_Text extract_

· · ·

How do I calculate row medians?
|
Title
|
|
Calculating row medians
|
|
Author
|
Nicholas J. Cox, Durham University
|
|
Date
|
March 2007; minor revisions June 2007
|
Calculating medians in statistical software such as Stata should be
easy, and it usually is. When you want a row median—a median
within observations across several variables of the same kind—it
appears trickier.
This problem is worth some discussion, not just because it arises in
practice. It also provides a little example of various parts of
Stata in play.
To recapitulate basics: if you want a median of a variable, you could
sort on that
variable and pick out the median yourself. Some care is needed whenever you
are interested in only some of the observations or there are missing
values. Mostly, users fire up
summarize,
detail, which takes care of all such matters, and identify the
median within the results. It is then left in memory immediately as
r(p50).
If you instead want to put the median into a variable, you can use
egen, median(). This
makes most sense when your data are subdivided into groups and you want
each group median to be recorded for later use. Hence you would use egen,
median() together with
by:.
When you have a bunch of variables of the same kind, sometimes there is an
easy answer. If those variables are really panel or longitudinal data, you
should reshape long
and work with a different data structure. Life will be much easier that way,
not only for row medians, which are now just panel medians, but also for almost
all kinds of analysis you that might want to do with such data.
If you know that the values of your row variables are in
numerical order, so that for example y1 is always less than or equal
to y2, which in turn is less than or equal to y3, and so
forth, then the median can be calculated directly as either one of the
variables or the mean of two of the variables, depending on whether the
number of variables is odd or even. But that would be messed up by any
missing values.
You can get to that situation of row variables in numerical order by using
rowsort from SSC (requires Stata 8; works only with integer values)
or sortrows from SSC (requires Stata 9).
Next come situations when you have few variables (two, three, or
four) over which you want to take the row median—and again no
values are missing. The median of two variables is
the same as their mean, so that first case is easy:
. gen median = (y1 + y2) / 2
A lesser-known trick for three variables also makes solving the problem simple:
. gen median = y1 + y2 + y3 - min(y1, y2, y3) - max(y1, y2, y3)
In words: work out the row sum; then subtract the minimum and the
maximum. What remains must be the median.

· · ·

_Extracted entries_
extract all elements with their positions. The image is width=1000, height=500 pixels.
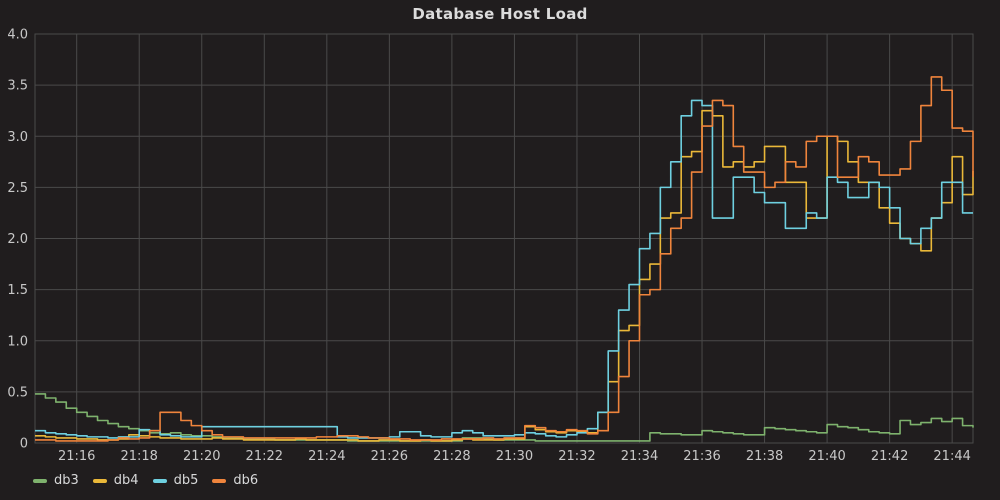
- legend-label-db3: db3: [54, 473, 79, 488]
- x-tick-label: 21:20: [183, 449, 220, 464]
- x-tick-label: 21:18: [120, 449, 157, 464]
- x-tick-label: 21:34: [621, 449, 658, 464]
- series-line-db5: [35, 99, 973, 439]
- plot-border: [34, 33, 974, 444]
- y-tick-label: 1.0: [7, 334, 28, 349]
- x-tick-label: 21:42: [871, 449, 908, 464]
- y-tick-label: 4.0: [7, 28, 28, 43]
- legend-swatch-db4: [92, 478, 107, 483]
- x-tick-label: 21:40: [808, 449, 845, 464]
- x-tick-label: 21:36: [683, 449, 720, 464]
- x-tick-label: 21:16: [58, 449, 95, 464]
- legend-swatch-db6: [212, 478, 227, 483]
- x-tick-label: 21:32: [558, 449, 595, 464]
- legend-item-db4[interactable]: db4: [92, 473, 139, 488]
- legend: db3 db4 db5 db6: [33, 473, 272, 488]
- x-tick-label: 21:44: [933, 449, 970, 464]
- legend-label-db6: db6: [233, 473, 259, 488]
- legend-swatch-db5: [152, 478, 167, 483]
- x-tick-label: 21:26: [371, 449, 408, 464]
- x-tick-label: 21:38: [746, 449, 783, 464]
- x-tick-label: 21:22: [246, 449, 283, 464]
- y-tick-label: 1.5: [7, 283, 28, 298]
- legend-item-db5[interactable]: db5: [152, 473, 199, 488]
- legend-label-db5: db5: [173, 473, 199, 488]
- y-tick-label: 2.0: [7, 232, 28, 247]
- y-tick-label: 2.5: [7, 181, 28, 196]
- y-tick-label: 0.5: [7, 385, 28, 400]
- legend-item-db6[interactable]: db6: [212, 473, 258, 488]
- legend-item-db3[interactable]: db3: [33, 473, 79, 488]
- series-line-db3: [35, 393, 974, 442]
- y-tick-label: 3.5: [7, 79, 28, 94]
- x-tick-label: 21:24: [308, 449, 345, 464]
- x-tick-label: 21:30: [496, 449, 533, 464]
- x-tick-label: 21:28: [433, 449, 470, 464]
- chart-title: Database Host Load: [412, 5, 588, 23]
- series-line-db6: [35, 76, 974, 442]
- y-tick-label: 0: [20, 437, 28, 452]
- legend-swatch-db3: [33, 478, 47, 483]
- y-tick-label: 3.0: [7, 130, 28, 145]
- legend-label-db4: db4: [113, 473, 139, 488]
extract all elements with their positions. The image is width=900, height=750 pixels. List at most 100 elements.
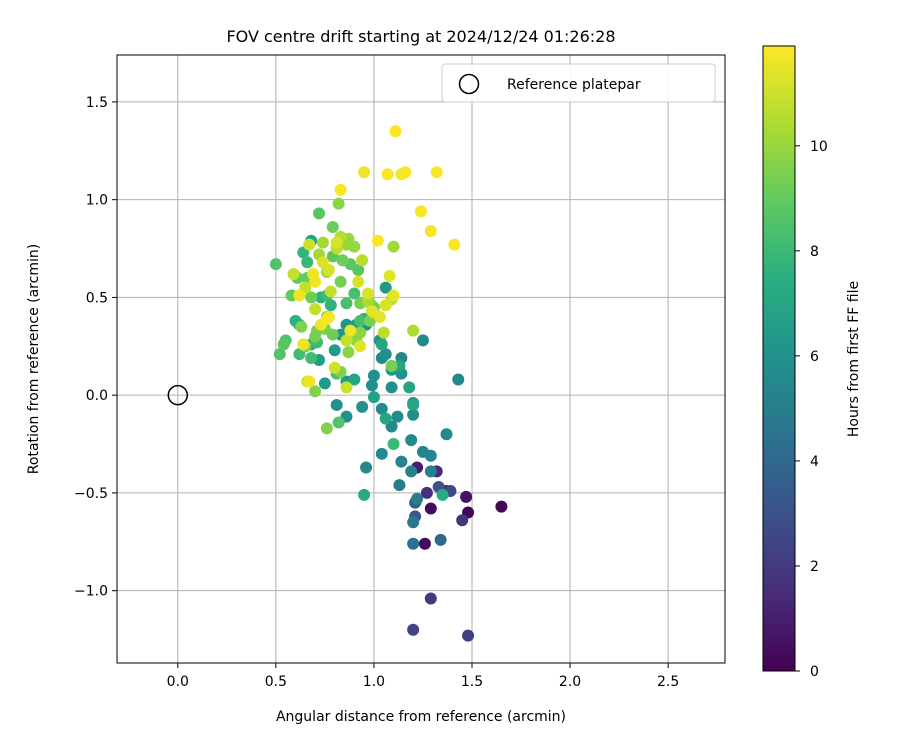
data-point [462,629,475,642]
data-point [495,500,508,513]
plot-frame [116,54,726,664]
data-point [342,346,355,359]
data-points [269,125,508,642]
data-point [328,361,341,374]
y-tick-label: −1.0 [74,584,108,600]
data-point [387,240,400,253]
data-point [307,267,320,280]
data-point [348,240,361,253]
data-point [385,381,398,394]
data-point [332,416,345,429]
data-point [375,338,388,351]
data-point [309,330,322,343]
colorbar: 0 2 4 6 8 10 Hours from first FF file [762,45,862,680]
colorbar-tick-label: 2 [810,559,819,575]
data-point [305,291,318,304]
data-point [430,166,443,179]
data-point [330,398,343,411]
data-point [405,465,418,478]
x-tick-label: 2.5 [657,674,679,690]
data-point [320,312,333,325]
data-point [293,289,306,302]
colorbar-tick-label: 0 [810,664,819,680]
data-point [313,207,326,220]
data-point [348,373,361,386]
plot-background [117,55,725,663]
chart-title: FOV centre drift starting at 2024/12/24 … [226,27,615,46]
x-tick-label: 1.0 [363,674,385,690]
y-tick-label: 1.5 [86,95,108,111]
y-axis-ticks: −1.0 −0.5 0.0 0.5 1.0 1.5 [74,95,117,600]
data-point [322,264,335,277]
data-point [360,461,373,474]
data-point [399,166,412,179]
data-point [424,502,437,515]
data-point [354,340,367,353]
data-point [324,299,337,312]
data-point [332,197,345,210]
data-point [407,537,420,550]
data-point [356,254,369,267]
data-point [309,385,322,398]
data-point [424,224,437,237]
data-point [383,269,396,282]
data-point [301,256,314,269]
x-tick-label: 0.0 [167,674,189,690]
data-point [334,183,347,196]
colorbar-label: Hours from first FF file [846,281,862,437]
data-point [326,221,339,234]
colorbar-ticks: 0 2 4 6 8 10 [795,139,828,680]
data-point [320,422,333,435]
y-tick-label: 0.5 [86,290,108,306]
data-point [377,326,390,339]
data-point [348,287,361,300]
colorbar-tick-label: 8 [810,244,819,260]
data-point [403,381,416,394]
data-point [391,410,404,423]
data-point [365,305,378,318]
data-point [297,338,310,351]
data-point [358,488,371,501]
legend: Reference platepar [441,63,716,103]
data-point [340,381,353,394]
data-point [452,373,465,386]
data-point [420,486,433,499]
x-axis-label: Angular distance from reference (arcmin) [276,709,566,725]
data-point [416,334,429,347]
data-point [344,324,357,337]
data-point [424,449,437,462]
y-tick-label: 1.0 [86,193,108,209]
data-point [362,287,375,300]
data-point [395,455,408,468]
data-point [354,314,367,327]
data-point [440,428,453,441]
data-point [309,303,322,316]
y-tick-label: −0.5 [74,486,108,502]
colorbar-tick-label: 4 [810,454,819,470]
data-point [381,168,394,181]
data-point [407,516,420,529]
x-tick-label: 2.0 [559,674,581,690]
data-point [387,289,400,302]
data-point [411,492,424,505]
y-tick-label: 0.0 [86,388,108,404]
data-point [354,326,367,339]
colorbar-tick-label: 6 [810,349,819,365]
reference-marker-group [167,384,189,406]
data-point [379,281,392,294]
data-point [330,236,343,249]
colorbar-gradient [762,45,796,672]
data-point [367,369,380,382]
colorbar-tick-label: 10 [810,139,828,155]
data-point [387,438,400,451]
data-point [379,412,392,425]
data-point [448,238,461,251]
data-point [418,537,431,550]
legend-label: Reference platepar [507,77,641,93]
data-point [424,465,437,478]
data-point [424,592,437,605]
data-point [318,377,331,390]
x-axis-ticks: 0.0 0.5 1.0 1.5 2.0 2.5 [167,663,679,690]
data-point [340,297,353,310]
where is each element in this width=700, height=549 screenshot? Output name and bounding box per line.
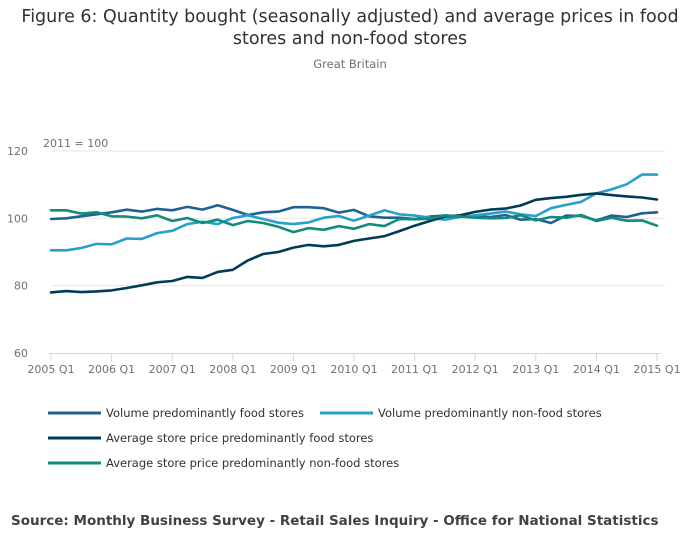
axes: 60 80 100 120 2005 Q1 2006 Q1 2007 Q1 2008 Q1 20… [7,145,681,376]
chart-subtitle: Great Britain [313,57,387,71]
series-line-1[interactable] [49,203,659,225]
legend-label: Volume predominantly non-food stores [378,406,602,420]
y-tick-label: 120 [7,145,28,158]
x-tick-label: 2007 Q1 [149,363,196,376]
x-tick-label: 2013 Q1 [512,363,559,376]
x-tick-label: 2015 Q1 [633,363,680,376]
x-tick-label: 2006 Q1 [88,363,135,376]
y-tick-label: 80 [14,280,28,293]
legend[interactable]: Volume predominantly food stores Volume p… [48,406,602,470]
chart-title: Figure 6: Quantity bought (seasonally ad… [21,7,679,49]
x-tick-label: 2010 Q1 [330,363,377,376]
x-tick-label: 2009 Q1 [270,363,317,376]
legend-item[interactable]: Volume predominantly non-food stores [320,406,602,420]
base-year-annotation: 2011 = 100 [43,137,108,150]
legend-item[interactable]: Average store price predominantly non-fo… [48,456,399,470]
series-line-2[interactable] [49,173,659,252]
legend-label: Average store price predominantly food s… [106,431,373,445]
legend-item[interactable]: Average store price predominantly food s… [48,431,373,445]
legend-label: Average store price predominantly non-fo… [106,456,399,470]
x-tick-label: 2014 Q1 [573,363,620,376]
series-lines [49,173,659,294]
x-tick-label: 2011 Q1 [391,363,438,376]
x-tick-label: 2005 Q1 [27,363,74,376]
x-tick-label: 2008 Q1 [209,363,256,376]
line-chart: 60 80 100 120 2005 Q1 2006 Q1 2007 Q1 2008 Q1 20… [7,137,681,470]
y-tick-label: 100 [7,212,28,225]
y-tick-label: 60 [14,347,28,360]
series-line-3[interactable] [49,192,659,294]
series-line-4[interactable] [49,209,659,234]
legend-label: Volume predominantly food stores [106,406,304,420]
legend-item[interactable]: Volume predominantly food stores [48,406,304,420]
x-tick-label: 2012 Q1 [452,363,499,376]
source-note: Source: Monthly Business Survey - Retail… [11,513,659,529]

· · ·

_Given instruction_
Pick up the article on calculating row medians in Stata where it leaves off, and keep writing it.

_Result of the task_
Now a trick for four variables is immediate:
. gen median = (y1 + y2 + y3 + y4 - ///
min(y1, y2, y3, y4) - max(y1, y2, y3, y4)) / 2
In words: work out the row sum; then subtract the minimum and the
maximum. What remains is the sum of the two inner values, and halving gives
the median.
Simple tricks for five or more variables, in general, are not in evidence.
Some thought shows that ties pose no problem to any of these tricks. The
more awkward assumption is that no values are missing. There is some scope
for salvaging problems with missing values. You can calculate the
number missing from
. egen nmissing = rowmiss(varlist)
but for a few variables, counting missing variables on the fly is just as easy.
With any missing variables, the median of two can be salvaged by
. gen median = (y1 + y2) / 2
. replace median = max(y1, y2) if median == .
This command sequence exploits the fact that max(y1, y2) is
nonmissing whenever one of the values is. If both values are missing, we do
not lose out really, since some missings are just overwritten by missings.
You could write min(y1, y2) if that made you feel more comfortable.
(Why is the result the same?)
Similarly, the median of three can be salvaged.
. gen median = y1 + y2 + y3 - min(y1, y2, y3) - max(y1, y2, y3)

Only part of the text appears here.